Records excerpted from a collection

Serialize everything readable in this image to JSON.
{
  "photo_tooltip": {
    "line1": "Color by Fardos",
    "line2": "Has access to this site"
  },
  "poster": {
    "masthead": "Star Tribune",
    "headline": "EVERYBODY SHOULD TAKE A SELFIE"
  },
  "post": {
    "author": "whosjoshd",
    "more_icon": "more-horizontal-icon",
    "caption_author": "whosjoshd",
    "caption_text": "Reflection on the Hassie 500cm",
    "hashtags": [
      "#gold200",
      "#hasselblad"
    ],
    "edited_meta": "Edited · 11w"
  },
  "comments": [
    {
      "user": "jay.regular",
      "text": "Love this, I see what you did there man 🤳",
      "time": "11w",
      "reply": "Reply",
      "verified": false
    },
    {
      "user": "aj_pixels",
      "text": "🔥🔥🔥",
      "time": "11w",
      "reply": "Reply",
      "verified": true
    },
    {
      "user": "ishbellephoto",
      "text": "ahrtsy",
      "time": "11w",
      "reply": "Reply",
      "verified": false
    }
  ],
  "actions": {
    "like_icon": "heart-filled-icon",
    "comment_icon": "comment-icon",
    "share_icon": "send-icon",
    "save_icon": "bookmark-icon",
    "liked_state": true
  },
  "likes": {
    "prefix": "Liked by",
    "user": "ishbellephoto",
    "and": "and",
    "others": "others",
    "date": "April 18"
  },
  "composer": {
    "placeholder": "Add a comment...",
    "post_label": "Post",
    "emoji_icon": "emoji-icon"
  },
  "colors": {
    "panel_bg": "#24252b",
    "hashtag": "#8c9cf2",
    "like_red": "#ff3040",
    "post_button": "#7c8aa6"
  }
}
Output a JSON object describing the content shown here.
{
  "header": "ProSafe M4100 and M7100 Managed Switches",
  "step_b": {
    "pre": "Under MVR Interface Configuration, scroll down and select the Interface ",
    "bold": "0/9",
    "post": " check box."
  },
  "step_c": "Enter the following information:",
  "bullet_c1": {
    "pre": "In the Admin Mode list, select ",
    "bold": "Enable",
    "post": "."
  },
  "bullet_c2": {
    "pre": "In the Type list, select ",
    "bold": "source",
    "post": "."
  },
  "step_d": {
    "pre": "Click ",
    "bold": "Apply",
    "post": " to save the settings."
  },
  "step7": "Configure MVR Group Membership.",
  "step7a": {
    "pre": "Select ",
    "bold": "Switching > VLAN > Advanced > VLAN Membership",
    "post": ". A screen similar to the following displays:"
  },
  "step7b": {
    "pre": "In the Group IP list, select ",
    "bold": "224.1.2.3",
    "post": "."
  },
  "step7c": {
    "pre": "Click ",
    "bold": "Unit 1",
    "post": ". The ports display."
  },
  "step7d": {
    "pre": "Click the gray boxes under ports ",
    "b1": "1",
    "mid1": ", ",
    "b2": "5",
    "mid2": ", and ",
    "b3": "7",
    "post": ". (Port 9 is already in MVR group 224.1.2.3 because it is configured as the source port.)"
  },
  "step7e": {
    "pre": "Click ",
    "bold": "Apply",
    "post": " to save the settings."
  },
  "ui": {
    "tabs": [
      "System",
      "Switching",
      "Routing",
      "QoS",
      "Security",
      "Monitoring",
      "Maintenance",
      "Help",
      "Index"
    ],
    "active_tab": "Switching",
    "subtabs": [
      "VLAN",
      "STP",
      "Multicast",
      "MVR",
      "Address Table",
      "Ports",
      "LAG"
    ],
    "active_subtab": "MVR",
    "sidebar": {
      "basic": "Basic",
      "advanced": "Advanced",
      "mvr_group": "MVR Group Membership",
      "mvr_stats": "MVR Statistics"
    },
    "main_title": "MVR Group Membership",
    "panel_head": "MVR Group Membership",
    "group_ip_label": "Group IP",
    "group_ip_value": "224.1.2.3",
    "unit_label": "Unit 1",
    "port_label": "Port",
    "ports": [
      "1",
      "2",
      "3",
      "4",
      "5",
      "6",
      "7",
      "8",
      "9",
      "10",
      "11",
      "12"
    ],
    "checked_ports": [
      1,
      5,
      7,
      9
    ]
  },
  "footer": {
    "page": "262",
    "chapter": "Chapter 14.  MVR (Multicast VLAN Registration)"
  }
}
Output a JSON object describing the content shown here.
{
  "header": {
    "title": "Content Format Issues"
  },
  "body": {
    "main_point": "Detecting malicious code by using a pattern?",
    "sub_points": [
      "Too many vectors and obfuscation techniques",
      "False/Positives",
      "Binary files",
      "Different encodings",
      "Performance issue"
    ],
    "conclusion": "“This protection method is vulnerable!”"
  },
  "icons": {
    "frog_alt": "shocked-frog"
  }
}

▶ [WHAT YOU ARE ASKED TO DO]
Identify each line in the records above that contains the word "Advanced", and copy it out in full.

▶ [EXERCISE RESULT]
    "bold": "Switching > VLAN > Advanced > VLAN Membership",
      "advanced": "Advanced",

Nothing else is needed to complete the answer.